[Required action]
Each entry should be restated word for word, with all pictures left out.

[Dataset entries on figures]

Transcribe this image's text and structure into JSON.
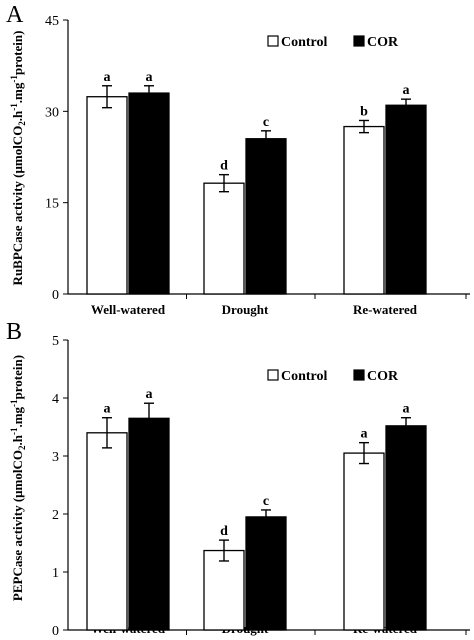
{
  "chart_data": [
    {
      "panel_label": "A",
      "type": "bar",
      "categories": [
        "Well-watered",
        "Drought",
        "Re-watered"
      ],
      "ylabel_parts": [
        "RuBPCase activity (μmolCO",
        "2",
        ".h",
        "-1",
        ".mg",
        "-1",
        "protein)"
      ],
      "ylim": [
        0,
        45
      ],
      "yticks": [
        0,
        15,
        30,
        45
      ],
      "legend_position": "top-right",
      "series": [
        {
          "name": "Control",
          "color": "#ffffff",
          "values": [
            32.4,
            18.2,
            27.5
          ],
          "errors": [
            1.8,
            1.4,
            1.0
          ],
          "letters": [
            "a",
            "d",
            "b"
          ]
        },
        {
          "name": "COR",
          "color": "#000000",
          "values": [
            33.0,
            25.5,
            31.0
          ],
          "errors": [
            1.2,
            1.3,
            1.0
          ],
          "letters": [
            "a",
            "c",
            "a"
          ]
        }
      ]
    },
    {
      "panel_label": "B",
      "type": "bar",
      "categories": [
        "Well-watered",
        "Drought",
        "Re-watered"
      ],
      "ylabel_parts": [
        "PEPCase activity (μmolCO",
        "2",
        ".h",
        "-1",
        ".mg",
        "-1",
        "protein)"
      ],
      "ylim": [
        0,
        5
      ],
      "yticks": [
        0,
        1,
        2,
        3,
        4,
        5
      ],
      "legend_position": "top-right",
      "series": [
        {
          "name": "Control",
          "color": "#ffffff",
          "values": [
            3.4,
            1.37,
            3.05
          ],
          "errors": [
            0.26,
            0.18,
            0.18
          ],
          "letters": [
            "a",
            "d",
            "a"
          ]
        },
        {
          "name": "COR",
          "color": "#000000",
          "values": [
            3.65,
            1.95,
            3.52
          ],
          "errors": [
            0.26,
            0.12,
            0.14
          ],
          "letters": [
            "a",
            "c",
            "a"
          ]
        }
      ]
    }
  ]
}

[Solved exercise]
Transcribe this image's text and structure into JSON.
{
  "chart_data": [
    {
      "panel_label": "A",
      "type": "bar",
      "categories": [
        "Well-watered",
        "Drought",
        "Re-watered"
      ],
      "ylabel_parts": [
        "RuBPCase activity (μmolCO",
        "2",
        ".h",
        "-1",
        ".mg",
        "-1",
        "protein)"
      ],
      "ylim": [
        0,
        45
      ],
      "yticks": [
        0,
        15,
        30,
        45
      ],
      "legend_position": "top-right",
      "series": [
        {
          "name": "Control",
          "color": "#ffffff",
          "values": [
            32.4,
            18.2,
            27.5
          ],
          "errors": [
            1.8,
            1.4,
            1.0
          ],
          "letters": [
            "a",
            "d",
            "b"
          ]
        },
        {
          "name": "COR",
          "color": "#000000",
          "values": [
            33.0,
            25.5,
            31.0
          ],
          "errors": [
            1.2,
            1.3,
            1.0
          ],
          "letters": [
            "a",
            "c",
            "a"
          ]
        }
      ]
    },
    {
      "panel_label": "B",
      "type": "bar",
      "categories": [
        "Well-watered",
        "Drought",
        "Re-watered"
      ],
      "ylabel_parts": [
        "PEPCase activity (μmolCO",
        "2",
        ".h",
        "-1",
        ".mg",
        "-1",
        "protein)"
      ],
      "ylim": [
        0,
        5
      ],
      "yticks": [
        0,
        1,
        2,
        3,
        4,
        5
      ],
      "legend_position": "top-right",
      "series": [
        {
          "name": "Control",
          "color": "#ffffff",
          "values": [
            3.4,
            1.37,
            3.05
          ],
          "errors": [
            0.26,
            0.18,
            0.18
          ],
          "letters": [
            "a",
            "d",
            "a"
          ]
        },
        {
          "name": "COR",
          "color": "#000000",
          "values": [
            3.65,
            1.95,
            3.52
          ],
          "errors": [
            0.26,
            0.12,
            0.14
          ],
          "letters": [
            "a",
            "c",
            "a"
          ]
        }
      ]
    }
  ]
}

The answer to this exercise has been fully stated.